▶ [Task to carry out]
Please write out the complete listing that follows, exactly as it reads.

===============

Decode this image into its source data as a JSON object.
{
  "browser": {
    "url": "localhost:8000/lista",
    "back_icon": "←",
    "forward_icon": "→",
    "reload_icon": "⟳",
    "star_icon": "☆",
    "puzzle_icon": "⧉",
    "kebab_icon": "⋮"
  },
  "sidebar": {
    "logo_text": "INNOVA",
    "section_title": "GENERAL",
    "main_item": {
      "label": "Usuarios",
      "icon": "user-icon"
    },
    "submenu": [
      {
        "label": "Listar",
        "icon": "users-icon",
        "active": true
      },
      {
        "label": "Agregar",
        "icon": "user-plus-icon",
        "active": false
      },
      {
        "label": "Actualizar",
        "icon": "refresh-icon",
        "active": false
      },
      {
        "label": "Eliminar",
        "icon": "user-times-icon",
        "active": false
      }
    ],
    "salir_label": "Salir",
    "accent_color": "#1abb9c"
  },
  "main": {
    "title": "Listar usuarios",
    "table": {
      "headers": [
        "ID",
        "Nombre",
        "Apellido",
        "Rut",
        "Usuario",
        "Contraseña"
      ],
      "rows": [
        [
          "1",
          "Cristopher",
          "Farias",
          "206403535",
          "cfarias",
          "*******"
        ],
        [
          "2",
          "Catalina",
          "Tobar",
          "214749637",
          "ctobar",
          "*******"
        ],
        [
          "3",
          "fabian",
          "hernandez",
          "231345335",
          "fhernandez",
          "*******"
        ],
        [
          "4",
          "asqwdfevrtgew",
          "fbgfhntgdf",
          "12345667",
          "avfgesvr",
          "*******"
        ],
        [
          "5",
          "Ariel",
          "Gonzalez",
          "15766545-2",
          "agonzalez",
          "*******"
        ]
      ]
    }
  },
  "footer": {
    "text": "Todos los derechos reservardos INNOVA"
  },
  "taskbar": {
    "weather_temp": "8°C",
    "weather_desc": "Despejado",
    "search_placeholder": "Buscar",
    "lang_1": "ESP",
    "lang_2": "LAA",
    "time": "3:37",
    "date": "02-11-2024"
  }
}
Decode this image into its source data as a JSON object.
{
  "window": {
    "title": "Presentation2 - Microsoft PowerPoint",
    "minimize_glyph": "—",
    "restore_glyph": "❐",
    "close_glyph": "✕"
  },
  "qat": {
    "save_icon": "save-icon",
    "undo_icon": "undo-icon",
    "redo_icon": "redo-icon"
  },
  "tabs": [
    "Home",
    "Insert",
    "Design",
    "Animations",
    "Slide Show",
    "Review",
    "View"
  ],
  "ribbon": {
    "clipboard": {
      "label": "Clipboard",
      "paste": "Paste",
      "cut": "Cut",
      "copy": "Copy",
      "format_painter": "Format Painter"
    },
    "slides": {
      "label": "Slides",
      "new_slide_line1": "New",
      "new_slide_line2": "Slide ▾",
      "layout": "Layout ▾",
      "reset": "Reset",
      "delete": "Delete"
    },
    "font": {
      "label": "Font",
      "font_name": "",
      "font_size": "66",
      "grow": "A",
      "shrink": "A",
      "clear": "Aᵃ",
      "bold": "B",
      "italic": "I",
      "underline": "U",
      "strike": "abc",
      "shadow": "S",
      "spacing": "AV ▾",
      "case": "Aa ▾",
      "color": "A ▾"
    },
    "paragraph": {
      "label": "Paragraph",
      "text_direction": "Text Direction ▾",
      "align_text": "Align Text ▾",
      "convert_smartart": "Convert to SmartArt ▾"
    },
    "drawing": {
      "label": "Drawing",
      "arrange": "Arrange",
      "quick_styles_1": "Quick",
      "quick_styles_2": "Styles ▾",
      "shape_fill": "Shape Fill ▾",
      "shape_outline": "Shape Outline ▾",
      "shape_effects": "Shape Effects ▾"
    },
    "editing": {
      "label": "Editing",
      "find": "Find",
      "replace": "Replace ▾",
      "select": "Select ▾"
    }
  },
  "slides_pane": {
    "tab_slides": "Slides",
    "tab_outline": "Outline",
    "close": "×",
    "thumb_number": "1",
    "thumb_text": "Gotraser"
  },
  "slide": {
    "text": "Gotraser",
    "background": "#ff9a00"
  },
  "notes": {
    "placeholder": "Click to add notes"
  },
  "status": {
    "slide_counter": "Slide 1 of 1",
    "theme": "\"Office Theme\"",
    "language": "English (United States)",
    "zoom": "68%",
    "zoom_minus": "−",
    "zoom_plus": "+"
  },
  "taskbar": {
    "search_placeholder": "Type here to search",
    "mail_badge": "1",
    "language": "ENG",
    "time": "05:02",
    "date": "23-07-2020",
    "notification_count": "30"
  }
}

===============

▶ [Answer for this exercise]
Decode this image into its source data as a JSON object.
{
  "browser": {
    "url": "localhost:8000/lista",
    "back_icon": "←",
    "forward_icon": "→",
    "reload_icon": "⟳",
    "star_icon": "☆",
    "puzzle_icon": "⧉",
    "kebab_icon": "⋮"
  },
  "sidebar": {
    "logo_text": "INNOVA",
    "section_title": "GENERAL",
    "main_item": {
      "label": "Usuarios",
      "icon": "user-icon"
    },
    "submenu": [
      {
        "label": "Listar",
        "icon": "users-icon",
        "active": true
      },
      {
        "label": "Agregar",
        "icon": "user-plus-icon",
        "active": false
      },
      {
        "label": "Actualizar",
        "icon": "refresh-icon",
        "active": false
      },
      {
        "label": "Eliminar",
        "icon": "user-times-icon",
        "active": false
      }
    ],
    "salir_label": "Salir",
    "accent_color": "#1abb9c"
  },
  "main": {
    "title": "Listar usuarios",
    "table": {
      "headers": [
        "ID",
        "Nombre",
        "Apellido",
        "Rut",
        "Usuario",
        "Contraseña"
      ],
      "rows": [
        [
          "1",
          "Cristopher",
          "Farias",
          "206403535",
          "cfarias",
          "*******"
        ],
        [
          "2",
          "Catalina",
          "Tobar",
          "214749637",
          "ctobar",
          "*******"
        ],
        [
          "3",
          "fabian",
          "hernandez",
          "231345335",
          "fhernandez",
          "*******"
        ],
        [
          "4",
          "asqwdfevrtgew",
          "fbgfhntgdf",
          "12345667",
          "avfgesvr",
          "*******"
        ],
        [
          "5",
          "Ariel",
          "Gonzalez",
          "15766545-2",
          "agonzalez",
          "*******"
        ]
      ]
    }
  },
  "footer": {
    "text": "Todos los derechos reservardos INNOVA"
  },
  "taskbar": {
    "weather_temp": "8°C",
    "weather_desc": "Despejado",
    "search_placeholder": "Buscar",
    "lang_1": "ESP",
    "lang_2": "LAA",
    "time": "3:37",
    "date": "02-11-2024"
  }
}
Decode this image into its source data as a JSON object.
{
  "window": {
    "title": "Presentation2 - Microsoft PowerPoint",
    "minimize_glyph": "—",
    "restore_glyph": "❐",
    "close_glyph": "✕"
  },
  "qat": {
    "save_icon": "save-icon",
    "undo_icon": "undo-icon",
    "redo_icon": "redo-icon"
  },
  "tabs": [
    "Home",
    "Insert",
    "Design",
    "Animations",
    "Slide Show",
    "Review",
    "View"
  ],
  "ribbon": {
    "clipboard": {
      "label": "Clipboard",
      "paste": "Paste",
      "cut": "Cut",
      "copy": "Copy",
      "format_painter": "Format Painter"
    },
    "slides": {
      "label": "Slides",
      "new_slide_line1": "New",
      "new_slide_line2": "Slide ▾",
      "layout": "Layout ▾",
      "reset": "Reset",
      "delete": "Delete"
    },
    "font": {
      "label": "Font",
      "font_name": "",
      "font_size": "66",
      "grow": "A",
      "shrink": "A",
      "clear": "Aᵃ",
      "bold": "B",
      "italic": "I",
      "underline": "U",
      "strike": "abc",
      "shadow": "S",
      "spacing": "AV ▾",
      "case": "Aa ▾",
      "color": "A ▾"
    },
    "paragraph": {
      "label": "Paragraph",
      "text_direction": "Text Direction ▾",
      "align_text": "Align Text ▾",
      "convert_smartart": "Convert to SmartArt ▾"
    },
    "drawing": {
      "label": "Drawing",
      "arrange": "Arrange",
      "quick_styles_1": "Quick",
      "quick_styles_2": "Styles ▾",
      "shape_fill": "Shape Fill ▾",
      "shape_outline": "Shape Outline ▾",
      "shape_effects": "Shape Effects ▾"
    },
    "editing": {
      "label": "Editing",
      "find": "Find",
      "replace": "Replace ▾",
      "select": "Select ▾"
    }
  },
  "slides_pane": {
    "tab_slides": "Slides",
    "tab_outline": "Outline",
    "close": "×",
    "thumb_number": "1",
    "thumb_text": "Gotraser"
  },
  "slide": {
    "text": "Gotraser",
    "background": "#ff9a00"
  },
  "notes": {
    "placeholder": "Click to add notes"
  },
  "status": {
    "slide_counter": "Slide 1 of 1",
    "theme": "\"Office Theme\"",
    "language": "English (United States)",
    "zoom": "68%",
    "zoom_minus": "−",
    "zoom_plus": "+"
  },
  "taskbar": {
    "search_placeholder": "Type here to search",
    "mail_badge": "1",
    "language": "ENG",
    "time": "05:02",
    "date": "23-07-2020",
    "notification_count": "30"
  }
}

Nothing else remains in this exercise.